>> BEGIN DATA FOR PROCESSING

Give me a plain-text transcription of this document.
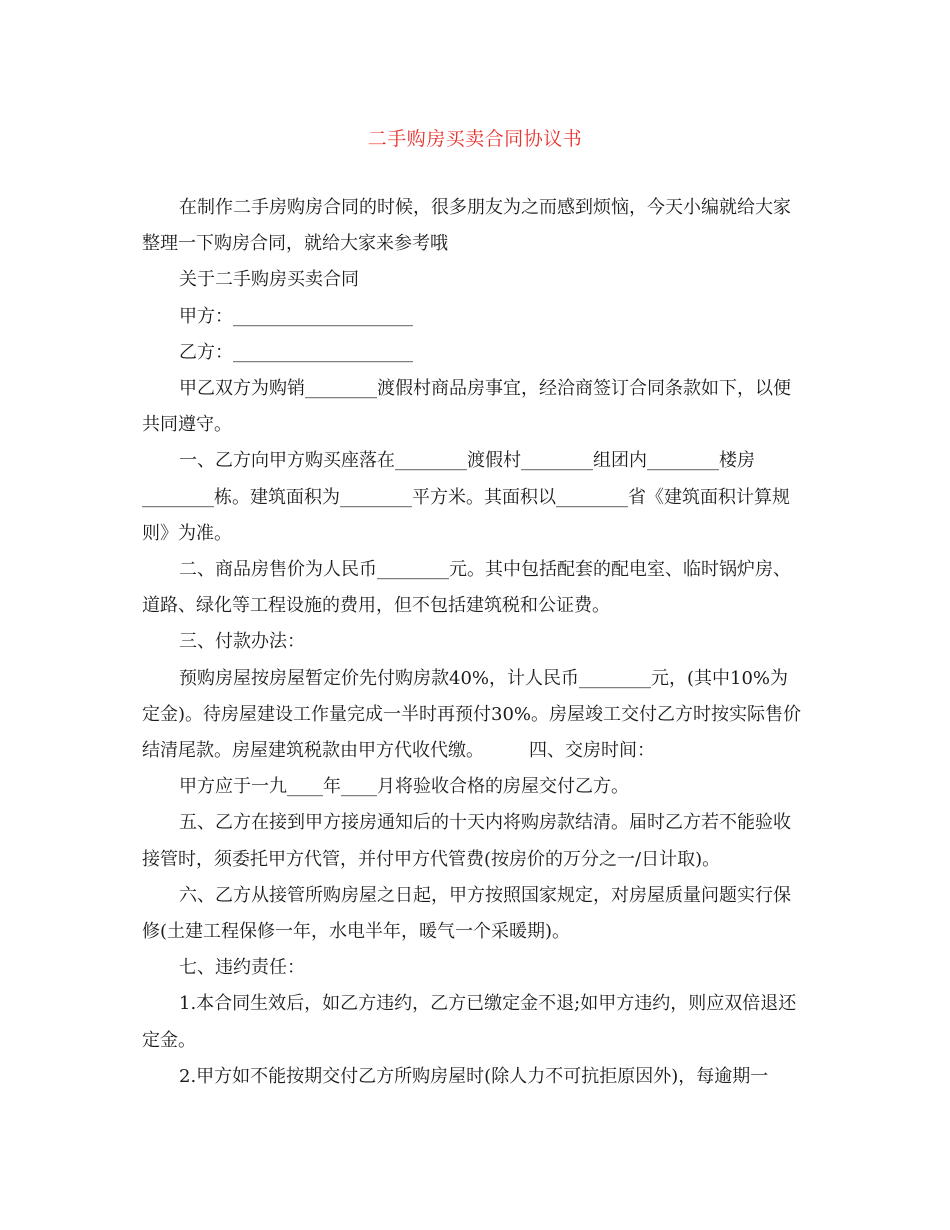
二手购房买卖合同协议书

在制作二手房购房合同的时候，很多朋友为之而感到烦恼，今天小编就给大家整理一下购房合同，就给大家来参考哦

关于二手购房买卖合同

甲方：____________________

乙方：____________________

甲乙双方为购销________渡假村商品房事宜，经洽商签订合同条款如下，以便共同遵守。

一、乙方向甲方购买座落在________渡假村________组团内________楼房________栋。建筑面积为________平方米。其面积以________省《建筑面积计算规则》为准。

二、商品房售价为人民币________元。其中包括配套的配电室、临时锅炉房、道路、绿化等工程设施的费用，但不包括建筑税和公证费。

三、付款办法：

预购房屋按房屋暂定价先付购房款40%，计人民币________元，(其中10%为定金)。待房屋建设工作量完成一半时再预付30%。房屋竣工交付乙方时按实际售价结清尾款。房屋建筑税款由甲方代收代缴。　　　四、交房时间：

甲方应于一九____年____月将验收合格的房屋交付乙方。

五、乙方在接到甲方接房通知后的十天内将购房款结清。届时乙方若不能验收接管时，须委托甲方代管，并付甲方代管费(按房价的万分之一/日计取)。

六、乙方从接管所购房屋之日起，甲方按照国家规定，对房屋质量问题实行保修(土建工程保修一年，水电半年，暖气一个采暖期)。

七、违约责任：

1.本合同生效后，如乙方违约，乙方已缴定金不退;如甲方违约，则应双倍退还定金。

2.甲方如不能按期交付乙方所购房屋时(除人力不可抗拒原因外)，每逾期一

>> END DATA FOR PROCESSING

REQUEST: Copy every record character for character. Skip the pictures.

WRITTEN ANSWER:
Give me a plain-text transcription of this document.
二手购房买卖合同协议书

在制作二手房购房合同的时候，很多朋友为之而感到烦恼，今天小编就给大家整理一下购房合同，就给大家来参考哦

关于二手购房买卖合同

甲方：____________________

乙方：____________________

甲乙双方为购销________渡假村商品房事宜，经洽商签订合同条款如下，以便共同遵守。

一、乙方向甲方购买座落在________渡假村________组团内________楼房________栋。建筑面积为________平方米。其面积以________省《建筑面积计算规则》为准。

二、商品房售价为人民币________元。其中包括配套的配电室、临时锅炉房、道路、绿化等工程设施的费用，但不包括建筑税和公证费。

三、付款办法：

预购房屋按房屋暂定价先付购房款40%，计人民币________元，(其中10%为定金)。待房屋建设工作量完成一半时再预付30%。房屋竣工交付乙方时按实际售价结清尾款。房屋建筑税款由甲方代收代缴。　　　四、交房时间：

甲方应于一九____年____月将验收合格的房屋交付乙方。

五、乙方在接到甲方接房通知后的十天内将购房款结清。届时乙方若不能验收接管时，须委托甲方代管，并付甲方代管费(按房价的万分之一/日计取)。

六、乙方从接管所购房屋之日起，甲方按照国家规定，对房屋质量问题实行保修(土建工程保修一年，水电半年，暖气一个采暖期)。

七、违约责任：

1.本合同生效后，如乙方违约，乙方已缴定金不退;如甲方违约，则应双倍退还定金。

2.甲方如不能按期交付乙方所购房屋时(除人力不可抗拒原因外)，每逾期一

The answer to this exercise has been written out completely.